To be done
Show each line from the listing that includes the word "title".

Supplied data

## Start

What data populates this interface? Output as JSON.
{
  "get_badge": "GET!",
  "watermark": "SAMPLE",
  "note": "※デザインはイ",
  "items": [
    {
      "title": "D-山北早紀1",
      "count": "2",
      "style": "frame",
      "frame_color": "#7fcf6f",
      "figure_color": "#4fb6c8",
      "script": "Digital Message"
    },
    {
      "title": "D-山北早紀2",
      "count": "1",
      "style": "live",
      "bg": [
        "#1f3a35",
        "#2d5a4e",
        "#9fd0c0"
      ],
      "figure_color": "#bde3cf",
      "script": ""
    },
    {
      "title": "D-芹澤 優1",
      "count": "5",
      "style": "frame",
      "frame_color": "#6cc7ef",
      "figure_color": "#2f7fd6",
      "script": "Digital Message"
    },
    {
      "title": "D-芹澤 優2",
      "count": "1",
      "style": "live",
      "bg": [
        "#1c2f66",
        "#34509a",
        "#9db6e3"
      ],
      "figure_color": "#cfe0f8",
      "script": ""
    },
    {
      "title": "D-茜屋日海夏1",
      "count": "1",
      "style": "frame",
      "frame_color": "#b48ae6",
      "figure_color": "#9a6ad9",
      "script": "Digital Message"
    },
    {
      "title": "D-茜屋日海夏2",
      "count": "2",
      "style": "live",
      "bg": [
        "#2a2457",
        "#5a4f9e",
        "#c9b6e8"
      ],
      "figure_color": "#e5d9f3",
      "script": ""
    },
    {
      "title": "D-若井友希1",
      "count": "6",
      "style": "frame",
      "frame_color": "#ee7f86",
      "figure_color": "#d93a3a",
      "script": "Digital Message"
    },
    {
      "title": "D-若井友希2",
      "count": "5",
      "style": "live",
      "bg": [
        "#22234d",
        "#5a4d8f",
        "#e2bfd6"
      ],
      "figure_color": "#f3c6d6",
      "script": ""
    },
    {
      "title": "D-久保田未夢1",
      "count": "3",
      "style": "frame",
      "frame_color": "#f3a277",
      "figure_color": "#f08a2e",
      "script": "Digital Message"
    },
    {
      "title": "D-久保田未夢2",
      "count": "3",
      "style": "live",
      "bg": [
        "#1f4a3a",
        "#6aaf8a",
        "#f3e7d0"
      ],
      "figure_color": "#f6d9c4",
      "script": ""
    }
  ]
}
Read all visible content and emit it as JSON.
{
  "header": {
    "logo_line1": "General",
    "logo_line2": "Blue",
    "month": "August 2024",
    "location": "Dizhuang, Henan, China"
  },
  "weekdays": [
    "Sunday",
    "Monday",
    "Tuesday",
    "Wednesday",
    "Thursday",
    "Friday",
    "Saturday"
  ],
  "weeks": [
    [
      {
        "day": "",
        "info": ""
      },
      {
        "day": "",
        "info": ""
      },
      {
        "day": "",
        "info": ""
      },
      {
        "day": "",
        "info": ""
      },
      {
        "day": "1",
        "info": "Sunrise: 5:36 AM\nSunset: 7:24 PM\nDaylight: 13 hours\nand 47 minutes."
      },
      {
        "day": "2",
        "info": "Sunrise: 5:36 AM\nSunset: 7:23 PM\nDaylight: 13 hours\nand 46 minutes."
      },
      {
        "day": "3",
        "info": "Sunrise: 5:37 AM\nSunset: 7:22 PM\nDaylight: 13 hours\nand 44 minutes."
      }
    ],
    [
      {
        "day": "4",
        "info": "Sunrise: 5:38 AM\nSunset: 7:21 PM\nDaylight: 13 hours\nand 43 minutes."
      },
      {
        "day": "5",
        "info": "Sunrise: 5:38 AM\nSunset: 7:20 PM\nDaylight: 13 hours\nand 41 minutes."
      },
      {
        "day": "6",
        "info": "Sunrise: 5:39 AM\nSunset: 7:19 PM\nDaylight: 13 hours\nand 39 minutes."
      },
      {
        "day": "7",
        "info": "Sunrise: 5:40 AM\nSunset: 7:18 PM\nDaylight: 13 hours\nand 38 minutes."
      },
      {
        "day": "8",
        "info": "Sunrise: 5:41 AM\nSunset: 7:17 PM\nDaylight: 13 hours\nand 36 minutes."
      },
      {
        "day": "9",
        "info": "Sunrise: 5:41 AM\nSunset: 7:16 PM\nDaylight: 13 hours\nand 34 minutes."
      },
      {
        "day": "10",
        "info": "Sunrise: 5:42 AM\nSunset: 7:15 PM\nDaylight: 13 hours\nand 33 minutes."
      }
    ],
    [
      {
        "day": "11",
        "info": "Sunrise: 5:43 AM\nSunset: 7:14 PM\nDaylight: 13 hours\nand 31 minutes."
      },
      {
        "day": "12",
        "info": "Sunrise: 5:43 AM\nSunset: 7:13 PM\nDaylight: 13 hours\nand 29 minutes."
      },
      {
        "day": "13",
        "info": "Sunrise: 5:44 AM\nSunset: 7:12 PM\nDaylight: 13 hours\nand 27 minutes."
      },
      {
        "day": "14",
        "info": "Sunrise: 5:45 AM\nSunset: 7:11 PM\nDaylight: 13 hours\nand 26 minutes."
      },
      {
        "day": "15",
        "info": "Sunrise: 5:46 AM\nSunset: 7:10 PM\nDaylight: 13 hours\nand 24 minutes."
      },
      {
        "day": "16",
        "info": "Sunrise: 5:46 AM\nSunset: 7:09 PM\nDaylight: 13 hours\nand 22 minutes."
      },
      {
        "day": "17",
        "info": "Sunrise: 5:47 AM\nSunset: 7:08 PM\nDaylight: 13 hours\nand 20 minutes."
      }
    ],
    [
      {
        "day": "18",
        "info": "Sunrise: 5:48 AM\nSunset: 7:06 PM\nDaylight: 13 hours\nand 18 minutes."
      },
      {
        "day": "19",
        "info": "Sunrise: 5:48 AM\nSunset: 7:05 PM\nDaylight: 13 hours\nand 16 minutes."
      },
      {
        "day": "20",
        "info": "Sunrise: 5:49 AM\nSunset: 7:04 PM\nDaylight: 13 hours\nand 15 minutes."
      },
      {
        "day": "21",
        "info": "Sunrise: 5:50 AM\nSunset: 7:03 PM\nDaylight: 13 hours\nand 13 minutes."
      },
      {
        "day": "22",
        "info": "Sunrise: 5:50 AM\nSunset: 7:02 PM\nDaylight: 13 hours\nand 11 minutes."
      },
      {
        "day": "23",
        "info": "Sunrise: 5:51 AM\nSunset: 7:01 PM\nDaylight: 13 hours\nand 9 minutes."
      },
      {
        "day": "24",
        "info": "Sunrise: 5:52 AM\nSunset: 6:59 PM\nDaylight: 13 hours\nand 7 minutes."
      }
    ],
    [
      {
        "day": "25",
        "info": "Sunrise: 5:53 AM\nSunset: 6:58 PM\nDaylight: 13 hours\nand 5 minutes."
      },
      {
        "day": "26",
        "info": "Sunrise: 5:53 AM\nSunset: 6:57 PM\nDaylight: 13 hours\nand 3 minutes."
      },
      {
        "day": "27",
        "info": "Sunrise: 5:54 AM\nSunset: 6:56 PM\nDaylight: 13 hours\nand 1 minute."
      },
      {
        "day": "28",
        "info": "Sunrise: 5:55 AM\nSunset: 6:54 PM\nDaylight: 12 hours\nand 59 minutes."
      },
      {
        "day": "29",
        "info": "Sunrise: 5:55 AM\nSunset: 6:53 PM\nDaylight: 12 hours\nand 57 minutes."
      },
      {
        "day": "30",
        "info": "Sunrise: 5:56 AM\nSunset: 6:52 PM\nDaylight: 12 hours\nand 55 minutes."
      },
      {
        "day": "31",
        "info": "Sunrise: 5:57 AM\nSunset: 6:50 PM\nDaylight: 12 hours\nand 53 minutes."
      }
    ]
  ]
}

## End

Answer in full
      "title": "D-山北早紀1",
      "title": "D-山北早紀2",
      "title": "D-芹澤 優1",
      "title": "D-芹澤 優2",
      "title": "D-茜屋日海夏1",
      "title": "D-茜屋日海夏2",
      "title": "D-若井友希1",
      "title": "D-若井友希2",
      "title": "D-久保田未夢1",
      "title": "D-久保田未夢2",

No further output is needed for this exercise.